Given instruction> Exact repetition of every entry is required.

[Begin]

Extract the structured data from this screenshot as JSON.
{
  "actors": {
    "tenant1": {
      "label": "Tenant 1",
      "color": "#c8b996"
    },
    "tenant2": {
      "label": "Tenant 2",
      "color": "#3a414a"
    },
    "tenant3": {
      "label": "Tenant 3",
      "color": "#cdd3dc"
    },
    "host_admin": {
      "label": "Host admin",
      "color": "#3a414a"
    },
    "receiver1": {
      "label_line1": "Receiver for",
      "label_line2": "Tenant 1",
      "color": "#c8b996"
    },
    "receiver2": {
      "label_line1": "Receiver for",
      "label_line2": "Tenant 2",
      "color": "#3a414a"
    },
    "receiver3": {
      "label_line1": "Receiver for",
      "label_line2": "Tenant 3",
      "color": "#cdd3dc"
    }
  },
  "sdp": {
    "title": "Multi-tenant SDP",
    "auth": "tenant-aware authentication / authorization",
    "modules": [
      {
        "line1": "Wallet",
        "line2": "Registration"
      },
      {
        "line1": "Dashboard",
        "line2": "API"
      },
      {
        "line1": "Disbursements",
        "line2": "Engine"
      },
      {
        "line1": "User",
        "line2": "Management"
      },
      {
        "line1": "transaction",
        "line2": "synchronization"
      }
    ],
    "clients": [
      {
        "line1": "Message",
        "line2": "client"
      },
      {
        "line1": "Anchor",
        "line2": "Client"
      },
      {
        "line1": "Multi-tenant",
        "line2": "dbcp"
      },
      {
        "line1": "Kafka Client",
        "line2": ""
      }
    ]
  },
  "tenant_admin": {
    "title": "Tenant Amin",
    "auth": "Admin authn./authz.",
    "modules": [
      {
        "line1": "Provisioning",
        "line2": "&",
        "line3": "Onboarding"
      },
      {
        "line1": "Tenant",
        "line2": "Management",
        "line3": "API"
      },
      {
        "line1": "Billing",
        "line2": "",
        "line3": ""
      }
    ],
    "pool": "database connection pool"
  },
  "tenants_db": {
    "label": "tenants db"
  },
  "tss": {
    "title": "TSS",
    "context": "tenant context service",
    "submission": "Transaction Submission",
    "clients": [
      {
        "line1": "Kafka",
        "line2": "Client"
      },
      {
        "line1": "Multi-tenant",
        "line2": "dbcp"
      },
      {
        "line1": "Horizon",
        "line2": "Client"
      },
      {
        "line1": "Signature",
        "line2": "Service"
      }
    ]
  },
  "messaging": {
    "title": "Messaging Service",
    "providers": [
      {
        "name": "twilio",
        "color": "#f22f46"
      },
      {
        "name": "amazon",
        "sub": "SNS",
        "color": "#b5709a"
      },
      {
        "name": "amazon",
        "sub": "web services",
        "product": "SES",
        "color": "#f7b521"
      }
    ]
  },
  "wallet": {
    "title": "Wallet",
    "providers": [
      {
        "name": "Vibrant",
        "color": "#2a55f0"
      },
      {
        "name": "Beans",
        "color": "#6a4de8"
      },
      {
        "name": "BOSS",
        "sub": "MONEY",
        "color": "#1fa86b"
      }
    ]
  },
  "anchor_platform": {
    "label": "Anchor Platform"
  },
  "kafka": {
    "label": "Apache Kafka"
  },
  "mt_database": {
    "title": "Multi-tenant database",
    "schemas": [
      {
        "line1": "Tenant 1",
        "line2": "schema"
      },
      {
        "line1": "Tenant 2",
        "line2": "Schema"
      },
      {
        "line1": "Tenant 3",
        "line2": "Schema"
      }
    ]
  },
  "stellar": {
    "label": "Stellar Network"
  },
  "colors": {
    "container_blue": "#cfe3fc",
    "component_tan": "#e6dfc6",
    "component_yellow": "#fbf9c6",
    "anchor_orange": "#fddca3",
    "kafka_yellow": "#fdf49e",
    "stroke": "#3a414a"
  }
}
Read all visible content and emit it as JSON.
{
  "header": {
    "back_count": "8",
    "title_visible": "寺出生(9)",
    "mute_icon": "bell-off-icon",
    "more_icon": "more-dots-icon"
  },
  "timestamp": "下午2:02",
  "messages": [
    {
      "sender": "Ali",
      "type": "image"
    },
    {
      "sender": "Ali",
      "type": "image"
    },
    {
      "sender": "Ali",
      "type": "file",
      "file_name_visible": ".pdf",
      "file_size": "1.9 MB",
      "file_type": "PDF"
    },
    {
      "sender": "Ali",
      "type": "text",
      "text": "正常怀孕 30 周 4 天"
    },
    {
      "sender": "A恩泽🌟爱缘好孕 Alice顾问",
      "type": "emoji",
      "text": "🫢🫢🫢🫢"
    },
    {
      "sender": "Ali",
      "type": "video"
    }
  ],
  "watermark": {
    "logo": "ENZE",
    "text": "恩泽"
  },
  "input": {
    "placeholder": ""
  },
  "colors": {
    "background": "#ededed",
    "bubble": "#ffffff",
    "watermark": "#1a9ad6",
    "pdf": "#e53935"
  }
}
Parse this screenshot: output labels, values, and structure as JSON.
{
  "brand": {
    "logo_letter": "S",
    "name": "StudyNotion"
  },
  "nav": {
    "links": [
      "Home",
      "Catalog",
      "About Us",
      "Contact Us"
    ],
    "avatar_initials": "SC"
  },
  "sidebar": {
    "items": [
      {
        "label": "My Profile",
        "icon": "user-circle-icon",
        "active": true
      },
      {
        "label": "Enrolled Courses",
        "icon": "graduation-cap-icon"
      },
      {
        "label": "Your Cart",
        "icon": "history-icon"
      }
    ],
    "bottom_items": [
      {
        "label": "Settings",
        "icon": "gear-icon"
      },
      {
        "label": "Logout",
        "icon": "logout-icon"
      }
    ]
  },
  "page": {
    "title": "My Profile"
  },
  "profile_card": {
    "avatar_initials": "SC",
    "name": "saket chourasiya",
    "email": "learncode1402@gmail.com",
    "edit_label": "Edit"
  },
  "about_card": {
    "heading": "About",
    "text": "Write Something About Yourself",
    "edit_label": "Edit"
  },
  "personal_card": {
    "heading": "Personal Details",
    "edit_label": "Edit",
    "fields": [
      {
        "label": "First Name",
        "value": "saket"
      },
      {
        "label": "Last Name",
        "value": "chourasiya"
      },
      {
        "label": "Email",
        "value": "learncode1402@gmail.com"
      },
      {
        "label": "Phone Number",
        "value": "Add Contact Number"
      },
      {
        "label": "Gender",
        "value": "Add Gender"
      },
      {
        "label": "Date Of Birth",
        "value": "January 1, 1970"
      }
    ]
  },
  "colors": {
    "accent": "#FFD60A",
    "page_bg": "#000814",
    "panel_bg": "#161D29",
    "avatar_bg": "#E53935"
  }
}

[End]

Solution to this exercise>
Extract the structured data from this screenshot as JSON.
{
  "actors": {
    "tenant1": {
      "label": "Tenant 1",
      "color": "#c8b996"
    },
    "tenant2": {
      "label": "Tenant 2",
      "color": "#3a414a"
    },
    "tenant3": {
      "label": "Tenant 3",
      "color": "#cdd3dc"
    },
    "host_admin": {
      "label": "Host admin",
      "color": "#3a414a"
    },
    "receiver1": {
      "label_line1": "Receiver for",
      "label_line2": "Tenant 1",
      "color": "#c8b996"
    },
    "receiver2": {
      "label_line1": "Receiver for",
      "label_line2": "Tenant 2",
      "color": "#3a414a"
    },
    "receiver3": {
      "label_line1": "Receiver for",
      "label_line2": "Tenant 3",
      "color": "#cdd3dc"
    }
  },
  "sdp": {
    "title": "Multi-tenant SDP",
    "auth": "tenant-aware authentication / authorization",
    "modules": [
      {
        "line1": "Wallet",
        "line2": "Registration"
      },
      {
        "line1": "Dashboard",
        "line2": "API"
      },
      {
        "line1": "Disbursements",
        "line2": "Engine"
      },
      {
        "line1": "User",
        "line2": "Management"
      },
      {
        "line1": "transaction",
        "line2": "synchronization"
      }
    ],
    "clients": [
      {
        "line1": "Message",
        "line2": "client"
      },
      {
        "line1": "Anchor",
        "line2": "Client"
      },
      {
        "line1": "Multi-tenant",
        "line2": "dbcp"
      },
      {
        "line1": "Kafka Client",
        "line2": ""
      }
    ]
  },
  "tenant_admin": {
    "title": "Tenant Amin",
    "auth": "Admin authn./authz.",
    "modules": [
      {
        "line1": "Provisioning",
        "line2": "&",
        "line3": "Onboarding"
      },
      {
        "line1": "Tenant",
        "line2": "Management",
        "line3": "API"
      },
      {
        "line1": "Billing",
        "line2": "",
        "line3": ""
      }
    ],
    "pool": "database connection pool"
  },
  "tenants_db": {
    "label": "tenants db"
  },
  "tss": {
    "title": "TSS",
    "context": "tenant context service",
    "submission": "Transaction Submission",
    "clients": [
      {
        "line1": "Kafka",
        "line2": "Client"
      },
      {
        "line1": "Multi-tenant",
        "line2": "dbcp"
      },
      {
        "line1": "Horizon",
        "line2": "Client"
      },
      {
        "line1": "Signature",
        "line2": "Service"
      }
    ]
  },
  "messaging": {
    "title": "Messaging Service",
    "providers": [
      {
        "name": "twilio",
        "color": "#f22f46"
      },
      {
        "name": "amazon",
        "sub": "SNS",
        "color": "#b5709a"
      },
      {
        "name": "amazon",
        "sub": "web services",
        "product": "SES",
        "color": "#f7b521"
      }
    ]
  },
  "wallet": {
    "title": "Wallet",
    "providers": [
      {
        "name": "Vibrant",
        "color": "#2a55f0"
      },
      {
        "name": "Beans",
        "color": "#6a4de8"
      },
      {
        "name": "BOSS",
        "sub": "MONEY",
        "color": "#1fa86b"
      }
    ]
  },
  "anchor_platform": {
    "label": "Anchor Platform"
  },
  "kafka": {
    "label": "Apache Kafka"
  },
  "mt_database": {
    "title": "Multi-tenant database",
    "schemas": [
      {
        "line1": "Tenant 1",
        "line2": "schema"
      },
      {
        "line1": "Tenant 2",
        "line2": "Schema"
      },
      {
        "line1": "Tenant 3",
        "line2": "Schema"
      }
    ]
  },
  "stellar": {
    "label": "Stellar Network"
  },
  "colors": {
    "container_blue": "#cfe3fc",
    "component_tan": "#e6dfc6",
    "component_yellow": "#fbf9c6",
    "anchor_orange": "#fddca3",
    "kafka_yellow": "#fdf49e",
    "stroke": "#3a414a"
  }
}
Read all visible content and emit it as JSON.
{
  "header": {
    "back_count": "8",
    "title_visible": "寺出生(9)",
    "mute_icon": "bell-off-icon",
    "more_icon": "more-dots-icon"
  },
  "timestamp": "下午2:02",
  "messages": [
    {
      "sender": "Ali",
      "type": "image"
    },
    {
      "sender": "Ali",
      "type": "image"
    },
    {
      "sender": "Ali",
      "type": "file",
      "file_name_visible": ".pdf",
      "file_size": "1.9 MB",
      "file_type": "PDF"
    },
    {
      "sender": "Ali",
      "type": "text",
      "text": "正常怀孕 30 周 4 天"
    },
    {
      "sender": "A恩泽🌟爱缘好孕 Alice顾问",
      "type": "emoji",
      "text": "🫢🫢🫢🫢"
    },
    {
      "sender": "Ali",
      "type": "video"
    }
  ],
  "watermark": {
    "logo": "ENZE",
    "text": "恩泽"
  },
  "input": {
    "placeholder": ""
  },
  "colors": {
    "background": "#ededed",
    "bubble": "#ffffff",
    "watermark": "#1a9ad6",
    "pdf": "#e53935"
  }
}
Parse this screenshot: output labels, values, and structure as JSON.
{
  "brand": {
    "logo_letter": "S",
    "name": "StudyNotion"
  },
  "nav": {
    "links": [
      "Home",
      "Catalog",
      "About Us",
      "Contact Us"
    ],
    "avatar_initials": "SC"
  },
  "sidebar": {
    "items": [
      {
        "label": "My Profile",
        "icon": "user-circle-icon",
        "active": true
      },
      {
        "label": "Enrolled Courses",
        "icon": "graduation-cap-icon"
      },
      {
        "label": "Your Cart",
        "icon": "history-icon"
      }
    ],
    "bottom_items": [
      {
        "label": "Settings",
        "icon": "gear-icon"
      },
      {
        "label": "Logout",
        "icon": "logout-icon"
      }
    ]
  },
  "page": {
    "title": "My Profile"
  },
  "profile_card": {
    "avatar_initials": "SC",
    "name": "saket chourasiya",
    "email": "learncode1402@gmail.com",
    "edit_label": "Edit"
  },
  "about_card": {
    "heading": "About",
    "text": "Write Something About Yourself",
    "edit_label": "Edit"
  },
  "personal_card": {
    "heading": "Personal Details",
    "edit_label": "Edit",
    "fields": [
      {
        "label": "First Name",
        "value": "saket"
      },
      {
        "label": "Last Name",
        "value": "chourasiya"
      },
      {
        "label": "Email",
        "value": "learncode1402@gmail.com"
      },
      {
        "label": "Phone Number",
        "value": "Add Contact Number"
      },
      {
        "label": "Gender",
        "value": "Add Gender"
      },
      {
        "label": "Date Of Birth",
        "value": "January 1, 1970"
      }
    ]
  },
  "colors": {
    "accent": "#FFD60A",
    "page_bg": "#000814",
    "panel_bg": "#161D29",
    "avatar_bg": "#E53935"
  }
}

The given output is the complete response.